If you're assuming a mapping to an underlying relational database then
you're right, the hit will probably be greater. However, I didn't really
have relational mapping in mind when writing that comment. I'm currently
working on a native XML database so my perspective is skewed in that
direction.
What is funny though is that my realization that something more then an
RDBMS was needed came about after I completed a project using a relational
database exactly as you describe. We stored XML data as text blobs in the
database and this worked fine for basic read and write operations with a
single thread updating the same document at the same time. It also worked
fine as long as using an ID was sufficient for retrieving the XML. For us
this worked well for our primary application but ran into problems when we
started doing management of the data stored within the blobs. For instance
there was no easy way to update a particular element in all documents in the
database, there was no easy way to query and find a set of documents that
matched a particular pattern and therefore there was no easy way to generate
reports on what was in the data or how the application was being used. This
list goes on well beyond this but this should be sufficient to generally see
why for simple cases what you are saying will work but it doesn't work very
well as you get more in depth. At the time I built that application there
was no alternative for XML storage, now there are choices and development is
very active to solve this problem. Which solution is the best of course
still depends largely on your particular requirements. I find the native
approach to be very appealing but there are also other options that you
might want to explore rather then just storing blobs of text in a RDBMS.

Source material:
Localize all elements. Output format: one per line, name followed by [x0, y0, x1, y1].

Given problem 1:
Using the post about XML storage, say whether each statement agrees with it. Answer yes or no for each and quote the words that decide it.
(a) The writer is currently working on a native XML database.
(b) Storing XML as text blobs failed for basic read and write operations.
(c) Alternatives for XML storage were available when the writer built the earlier application.
Given problem 2: According to the post about XML storage, why did storing XML as text blobs run into problems once the team began managing the data? Answer in one to three sentences.
The data is not needed here.

Final result 1:
(a) Yes: "I'm currently working on a native XML database"
(b) No: "this worked fine for basic read and write operations"
(c) No: "At the time I built that application there was no alternative for XML storage"

Final result 2: There was no easy way to update a particular element in all documents in the database. There was also no easy way to query for documents matching a particular pattern. For that reason, there was no easy way to generate reports on the data or on how the application was being used.